_GOAL_: Without including any pictures, write out the listing below exactly.
-- Start SUPPLIED INFORMATION --
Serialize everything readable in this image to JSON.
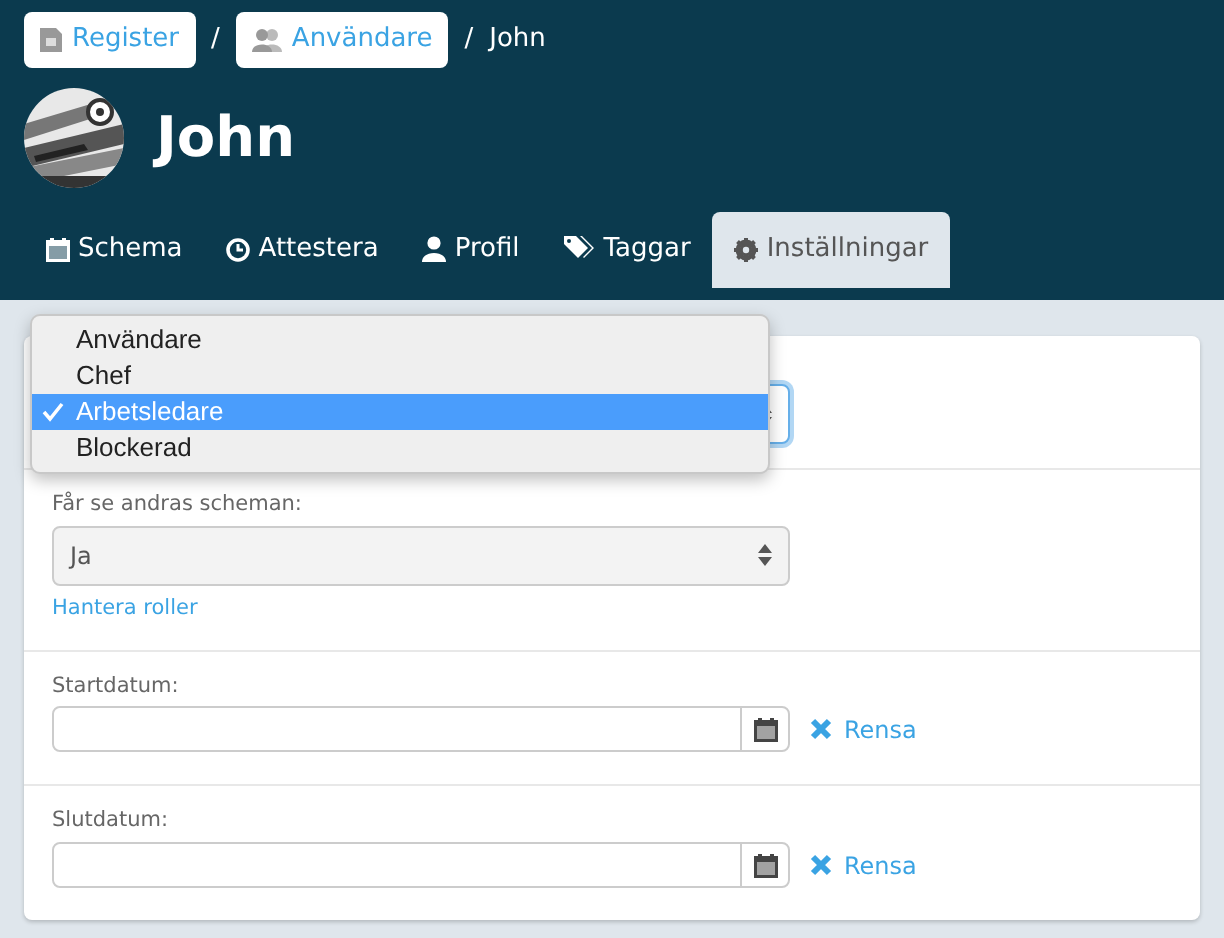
{
  "breadcrumb": {
    "separator": "/",
    "items": [
      {
        "label": "Register",
        "kind": "link"
      },
      {
        "label": "Användare",
        "kind": "link"
      },
      {
        "label": "John",
        "kind": "current"
      }
    ]
  },
  "user": {
    "name": "John"
  },
  "tabs": [
    {
      "label": "Schema",
      "selected": false
    },
    {
      "label": "Attestera",
      "selected": false
    },
    {
      "label": "Profil",
      "selected": false
    },
    {
      "label": "Taggar",
      "selected": false
    },
    {
      "label": "Inställningar",
      "selected": true
    }
  ],
  "sections": [
    {
      "kind": "select",
      "focused": true,
      "open": true,
      "options": [
        {
          "label": "Användare",
          "selected": false
        },
        {
          "label": "Chef",
          "selected": false
        },
        {
          "label": "Arbetsledare",
          "selected": true
        },
        {
          "label": "Blockerad",
          "selected": false
        }
      ]
    },
    {
      "kind": "select",
      "label": "Får se andras scheman:",
      "value": "Ja",
      "link": "Hantera roller"
    },
    {
      "kind": "date",
      "label": "Startdatum:",
      "clear": "Rensa"
    },
    {
      "kind": "date",
      "label": "Slutdatum:",
      "clear": "Rensa"
    }
  ]
}
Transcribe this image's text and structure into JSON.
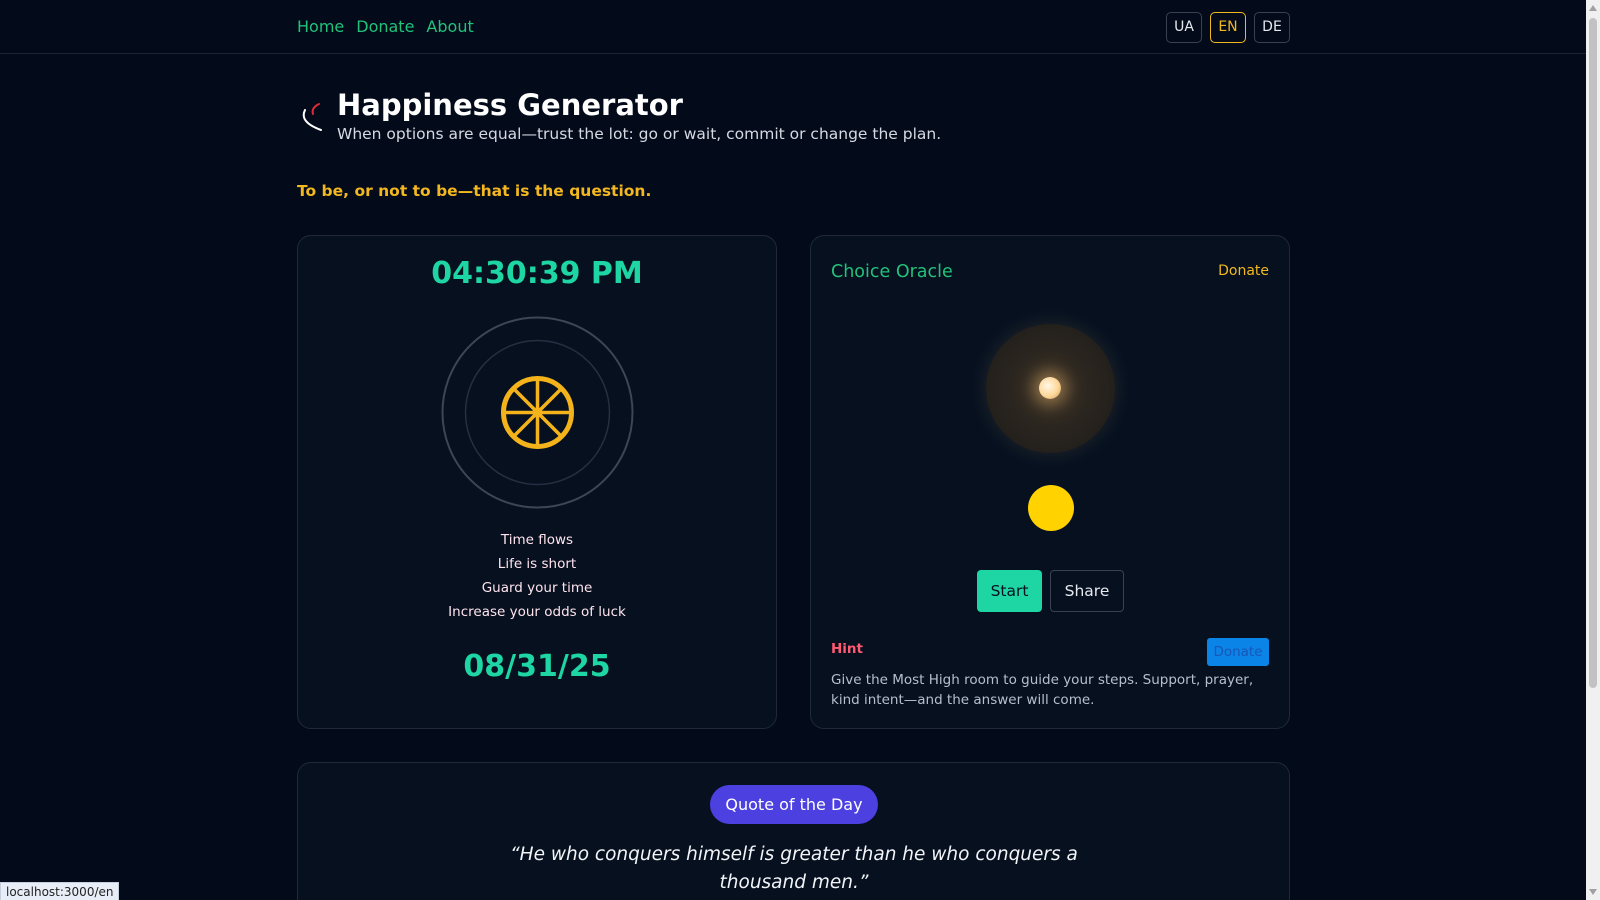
{
  "nav": {
    "links": [
      "Home",
      "Donate",
      "About"
    ],
    "languages": [
      "UA",
      "EN",
      "DE"
    ],
    "active_language": "EN"
  },
  "hero": {
    "title": "Happiness Generator",
    "subtitle": "When options are equal—trust the lot: go or wait, commit or change the plan.",
    "icon": "logo-arc-icon"
  },
  "tagline": "To be, or not to be—that is the question.",
  "clock_card": {
    "time": "04:30:39 PM",
    "wheel_icon": "dharma-wheel-icon",
    "lines": [
      "Time flows",
      "Life is short",
      "Guard your time",
      "Increase your odds of luck"
    ],
    "date": "08/31/25"
  },
  "oracle_card": {
    "title": "Choice Oracle",
    "donate_link": "Donate",
    "start_label": "Start",
    "share_label": "Share",
    "hint_label": "Hint",
    "hint_donate": "Donate",
    "hint_text": "Give the Most High room to guide your steps. Support, prayer, kind intent—and the answer will come."
  },
  "quote_card": {
    "badge": "Quote of the Day",
    "quote": "“He who conquers himself is greater than he who conquers a thousand men.”"
  },
  "status_url": "localhost:3000/en",
  "colors": {
    "background": "#030a1a",
    "accent_green": "#21c27a",
    "accent_teal": "#1ed6a4",
    "accent_gold": "#f3b81f",
    "hint_red": "#ff5a72",
    "quote_badge": "#4c40e0"
  }
}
-- End SUPPLIED INFORMATION --
_RESPONSE_:
Serialize everything readable in this image to JSON.
{
  "breadcrumb": {
    "separator": "/",
    "items": [
      {
        "label": "Register",
        "kind": "link"
      },
      {
        "label": "Användare",
        "kind": "link"
      },
      {
        "label": "John",
        "kind": "current"
      }
    ]
  },
  "user": {
    "name": "John"
  },
  "tabs": [
    {
      "label": "Schema",
      "selected": false
    },
    {
      "label": "Attestera",
      "selected": false
    },
    {
      "label": "Profil",
      "selected": false
    },
    {
      "label": "Taggar",
      "selected": false
    },
    {
      "label": "Inställningar",
      "selected": true
    }
  ],
  "sections": [
    {
      "kind": "select",
      "focused": true,
      "open": true,
      "options": [
        {
          "label": "Användare",
          "selected": false
        },
        {
          "label": "Chef",
          "selected": false
        },
        {
          "label": "Arbetsledare",
          "selected": true
        },
        {
          "label": "Blockerad",
          "selected": false
        }
      ]
    },
    {
      "kind": "select",
      "label": "Får se andras scheman:",
      "value": "Ja",
      "link": "Hantera roller"
    },
    {
      "kind": "date",
      "label": "Startdatum:",
      "clear": "Rensa"
    },
    {
      "kind": "date",
      "label": "Slutdatum:",
      "clear": "Rensa"
    }
  ]
}
Transcribe this image's text and structure into JSON.
{
  "nav": {
    "links": [
      "Home",
      "Donate",
      "About"
    ],
    "languages": [
      "UA",
      "EN",
      "DE"
    ],
    "active_language": "EN"
  },
  "hero": {
    "title": "Happiness Generator",
    "subtitle": "When options are equal—trust the lot: go or wait, commit or change the plan.",
    "icon": "logo-arc-icon"
  },
  "tagline": "To be, or not to be—that is the question.",
  "clock_card": {
    "time": "04:30:39 PM",
    "wheel_icon": "dharma-wheel-icon",
    "lines": [
      "Time flows",
      "Life is short",
      "Guard your time",
      "Increase your odds of luck"
    ],
    "date": "08/31/25"
  },
  "oracle_card": {
    "title": "Choice Oracle",
    "donate_link": "Donate",
    "start_label": "Start",
    "share_label": "Share",
    "hint_label": "Hint",
    "hint_donate": "Donate",
    "hint_text": "Give the Most High room to guide your steps. Support, prayer, kind intent—and the answer will come."
  },
  "quote_card": {
    "badge": "Quote of the Day",
    "quote": "“He who conquers himself is greater than he who conquers a thousand men.”"
  },
  "status_url": "localhost:3000/en",
  "colors": {
    "background": "#030a1a",
    "accent_green": "#21c27a",
    "accent_teal": "#1ed6a4",
    "accent_gold": "#f3b81f",
    "hint_red": "#ff5a72",
    "quote_badge": "#4c40e0"
  }
}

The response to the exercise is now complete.